-- TASK DIRECTIONS --
Records follow. Pull out every line that contains "JSON".

-- SUPPLIED DATA --
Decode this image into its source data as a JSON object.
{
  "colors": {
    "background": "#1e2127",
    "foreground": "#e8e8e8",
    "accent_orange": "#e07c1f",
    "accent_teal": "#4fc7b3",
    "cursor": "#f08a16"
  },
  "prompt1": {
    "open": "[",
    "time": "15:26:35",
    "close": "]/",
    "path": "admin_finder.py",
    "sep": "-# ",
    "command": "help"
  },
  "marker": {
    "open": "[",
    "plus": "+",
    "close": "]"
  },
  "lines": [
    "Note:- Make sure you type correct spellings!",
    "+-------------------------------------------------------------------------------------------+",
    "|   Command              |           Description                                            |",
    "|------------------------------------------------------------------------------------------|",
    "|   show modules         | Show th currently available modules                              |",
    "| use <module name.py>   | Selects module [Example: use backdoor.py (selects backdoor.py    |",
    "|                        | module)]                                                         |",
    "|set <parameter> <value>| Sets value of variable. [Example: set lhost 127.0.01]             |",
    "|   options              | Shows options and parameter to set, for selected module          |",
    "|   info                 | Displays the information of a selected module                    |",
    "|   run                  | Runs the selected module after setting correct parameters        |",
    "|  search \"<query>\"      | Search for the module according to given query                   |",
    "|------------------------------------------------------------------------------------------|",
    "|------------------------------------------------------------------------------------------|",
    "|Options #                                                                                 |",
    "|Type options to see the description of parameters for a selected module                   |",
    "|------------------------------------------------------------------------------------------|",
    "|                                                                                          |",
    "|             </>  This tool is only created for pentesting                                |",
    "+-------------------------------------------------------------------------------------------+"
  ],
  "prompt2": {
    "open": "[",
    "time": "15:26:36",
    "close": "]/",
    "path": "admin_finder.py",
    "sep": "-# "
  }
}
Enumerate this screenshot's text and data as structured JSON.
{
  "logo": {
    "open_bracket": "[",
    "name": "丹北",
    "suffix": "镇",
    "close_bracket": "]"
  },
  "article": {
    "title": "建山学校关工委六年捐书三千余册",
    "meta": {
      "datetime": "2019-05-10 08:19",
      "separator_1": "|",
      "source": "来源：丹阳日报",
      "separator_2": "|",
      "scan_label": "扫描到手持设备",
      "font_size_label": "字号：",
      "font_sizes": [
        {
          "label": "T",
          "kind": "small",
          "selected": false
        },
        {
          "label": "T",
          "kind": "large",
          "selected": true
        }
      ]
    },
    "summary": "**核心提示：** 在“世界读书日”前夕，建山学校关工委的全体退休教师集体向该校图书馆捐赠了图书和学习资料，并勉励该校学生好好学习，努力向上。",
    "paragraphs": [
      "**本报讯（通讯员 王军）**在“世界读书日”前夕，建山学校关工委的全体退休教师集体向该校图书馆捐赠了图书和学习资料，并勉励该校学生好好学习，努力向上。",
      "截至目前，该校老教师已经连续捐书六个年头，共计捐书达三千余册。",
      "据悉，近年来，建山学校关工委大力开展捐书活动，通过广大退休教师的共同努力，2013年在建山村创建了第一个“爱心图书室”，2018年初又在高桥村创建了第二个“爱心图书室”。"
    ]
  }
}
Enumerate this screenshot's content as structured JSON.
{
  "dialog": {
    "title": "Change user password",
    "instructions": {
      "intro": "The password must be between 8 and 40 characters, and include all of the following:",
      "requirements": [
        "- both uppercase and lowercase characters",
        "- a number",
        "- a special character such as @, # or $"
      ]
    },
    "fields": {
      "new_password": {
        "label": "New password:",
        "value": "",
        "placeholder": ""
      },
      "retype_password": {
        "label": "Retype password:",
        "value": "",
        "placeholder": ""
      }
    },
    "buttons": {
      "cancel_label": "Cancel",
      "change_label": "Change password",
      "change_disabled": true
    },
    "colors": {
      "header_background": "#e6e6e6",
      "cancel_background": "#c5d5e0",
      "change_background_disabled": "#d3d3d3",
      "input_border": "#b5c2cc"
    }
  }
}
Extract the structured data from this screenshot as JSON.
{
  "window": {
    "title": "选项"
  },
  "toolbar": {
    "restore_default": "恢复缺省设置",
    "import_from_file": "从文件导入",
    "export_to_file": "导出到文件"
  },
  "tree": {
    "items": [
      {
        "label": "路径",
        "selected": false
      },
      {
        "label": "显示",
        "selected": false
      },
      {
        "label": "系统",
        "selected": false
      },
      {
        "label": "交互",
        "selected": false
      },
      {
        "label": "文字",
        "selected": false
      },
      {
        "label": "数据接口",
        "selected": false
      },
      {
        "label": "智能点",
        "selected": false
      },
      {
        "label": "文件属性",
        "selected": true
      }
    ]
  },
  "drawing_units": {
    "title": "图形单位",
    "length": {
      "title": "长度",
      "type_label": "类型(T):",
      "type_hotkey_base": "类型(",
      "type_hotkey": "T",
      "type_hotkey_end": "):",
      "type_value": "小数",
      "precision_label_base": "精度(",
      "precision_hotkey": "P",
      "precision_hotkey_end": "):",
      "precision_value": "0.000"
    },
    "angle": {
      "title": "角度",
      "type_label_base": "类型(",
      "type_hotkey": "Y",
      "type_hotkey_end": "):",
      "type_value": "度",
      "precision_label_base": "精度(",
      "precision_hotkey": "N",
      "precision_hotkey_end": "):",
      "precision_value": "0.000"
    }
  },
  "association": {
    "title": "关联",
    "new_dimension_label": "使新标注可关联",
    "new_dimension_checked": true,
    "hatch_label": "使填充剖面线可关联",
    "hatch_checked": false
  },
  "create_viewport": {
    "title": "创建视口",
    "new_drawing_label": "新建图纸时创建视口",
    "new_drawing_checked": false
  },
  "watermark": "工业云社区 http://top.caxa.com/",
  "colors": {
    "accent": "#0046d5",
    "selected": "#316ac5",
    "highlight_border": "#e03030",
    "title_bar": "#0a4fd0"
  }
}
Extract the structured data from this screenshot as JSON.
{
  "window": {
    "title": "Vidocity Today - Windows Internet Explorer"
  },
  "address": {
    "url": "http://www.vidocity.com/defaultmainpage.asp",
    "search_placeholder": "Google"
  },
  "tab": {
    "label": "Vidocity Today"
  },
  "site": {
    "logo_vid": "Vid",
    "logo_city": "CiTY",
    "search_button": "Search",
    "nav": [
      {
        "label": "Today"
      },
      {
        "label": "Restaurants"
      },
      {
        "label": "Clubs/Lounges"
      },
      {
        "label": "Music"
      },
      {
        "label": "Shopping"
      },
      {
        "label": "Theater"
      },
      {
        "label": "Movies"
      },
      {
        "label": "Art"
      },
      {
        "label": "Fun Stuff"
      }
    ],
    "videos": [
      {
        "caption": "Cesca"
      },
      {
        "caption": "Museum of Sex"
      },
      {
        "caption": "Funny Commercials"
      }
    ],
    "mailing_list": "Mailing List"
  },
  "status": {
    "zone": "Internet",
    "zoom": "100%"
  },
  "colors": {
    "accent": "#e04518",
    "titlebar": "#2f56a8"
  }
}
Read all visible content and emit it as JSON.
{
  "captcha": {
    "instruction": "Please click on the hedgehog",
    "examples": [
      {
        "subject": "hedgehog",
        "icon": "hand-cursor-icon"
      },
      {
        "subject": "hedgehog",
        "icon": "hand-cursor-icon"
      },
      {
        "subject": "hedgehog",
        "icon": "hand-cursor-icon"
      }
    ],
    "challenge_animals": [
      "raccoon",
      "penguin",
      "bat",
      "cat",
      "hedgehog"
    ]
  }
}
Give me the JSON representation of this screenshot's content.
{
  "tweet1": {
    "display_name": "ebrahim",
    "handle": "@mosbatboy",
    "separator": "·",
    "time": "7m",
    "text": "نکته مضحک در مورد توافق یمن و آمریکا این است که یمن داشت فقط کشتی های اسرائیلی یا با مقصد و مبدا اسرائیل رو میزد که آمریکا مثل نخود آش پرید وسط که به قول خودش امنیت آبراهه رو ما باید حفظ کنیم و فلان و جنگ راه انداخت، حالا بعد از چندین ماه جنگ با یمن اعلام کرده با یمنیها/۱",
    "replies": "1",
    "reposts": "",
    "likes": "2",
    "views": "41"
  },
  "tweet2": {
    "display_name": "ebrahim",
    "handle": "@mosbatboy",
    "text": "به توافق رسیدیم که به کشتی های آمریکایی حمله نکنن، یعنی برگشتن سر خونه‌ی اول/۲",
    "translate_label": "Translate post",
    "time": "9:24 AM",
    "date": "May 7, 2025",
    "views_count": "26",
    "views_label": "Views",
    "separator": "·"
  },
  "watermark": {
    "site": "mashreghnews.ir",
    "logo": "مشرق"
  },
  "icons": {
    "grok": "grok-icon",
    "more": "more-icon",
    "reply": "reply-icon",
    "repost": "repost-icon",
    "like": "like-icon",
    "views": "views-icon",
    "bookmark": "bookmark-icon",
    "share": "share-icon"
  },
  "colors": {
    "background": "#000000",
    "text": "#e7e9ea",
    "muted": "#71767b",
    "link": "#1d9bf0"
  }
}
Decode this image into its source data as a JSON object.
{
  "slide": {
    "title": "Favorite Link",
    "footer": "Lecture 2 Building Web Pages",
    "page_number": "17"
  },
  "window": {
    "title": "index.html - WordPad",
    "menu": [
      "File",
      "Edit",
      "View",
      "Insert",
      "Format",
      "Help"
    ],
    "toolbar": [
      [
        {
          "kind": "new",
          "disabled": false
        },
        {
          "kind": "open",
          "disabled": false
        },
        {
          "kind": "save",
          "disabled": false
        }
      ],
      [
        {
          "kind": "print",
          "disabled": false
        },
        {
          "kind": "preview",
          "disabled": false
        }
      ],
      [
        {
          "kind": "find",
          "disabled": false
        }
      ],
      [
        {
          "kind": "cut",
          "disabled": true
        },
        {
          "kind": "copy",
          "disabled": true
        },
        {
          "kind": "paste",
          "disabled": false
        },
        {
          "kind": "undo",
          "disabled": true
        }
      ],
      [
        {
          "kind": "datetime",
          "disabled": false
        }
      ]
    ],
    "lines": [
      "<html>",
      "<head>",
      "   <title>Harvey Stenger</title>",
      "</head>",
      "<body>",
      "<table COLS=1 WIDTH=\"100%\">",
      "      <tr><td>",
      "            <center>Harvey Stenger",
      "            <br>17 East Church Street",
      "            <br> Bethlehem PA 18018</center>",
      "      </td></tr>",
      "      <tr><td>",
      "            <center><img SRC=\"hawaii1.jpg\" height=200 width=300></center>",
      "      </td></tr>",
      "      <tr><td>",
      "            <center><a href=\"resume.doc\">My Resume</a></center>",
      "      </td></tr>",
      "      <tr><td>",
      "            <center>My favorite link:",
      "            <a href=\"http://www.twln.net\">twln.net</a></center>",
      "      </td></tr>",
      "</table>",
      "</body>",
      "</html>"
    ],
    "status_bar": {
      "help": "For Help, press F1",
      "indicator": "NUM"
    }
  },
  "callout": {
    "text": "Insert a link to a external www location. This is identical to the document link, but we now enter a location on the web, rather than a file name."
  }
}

-- SOLUTION FOR THIS TASK --
Decode this image into its source data as a JSON object.
Enumerate this screenshot's text and data as structured JSON.
Enumerate this screenshot's content as structured JSON.
Extract the structured data from this screenshot as JSON.
Extract the structured data from this screenshot as JSON.
Read all visible content and emit it as JSON.
Give me the JSON representation of this screenshot's content.
Decode this image into its source data as a JSON object.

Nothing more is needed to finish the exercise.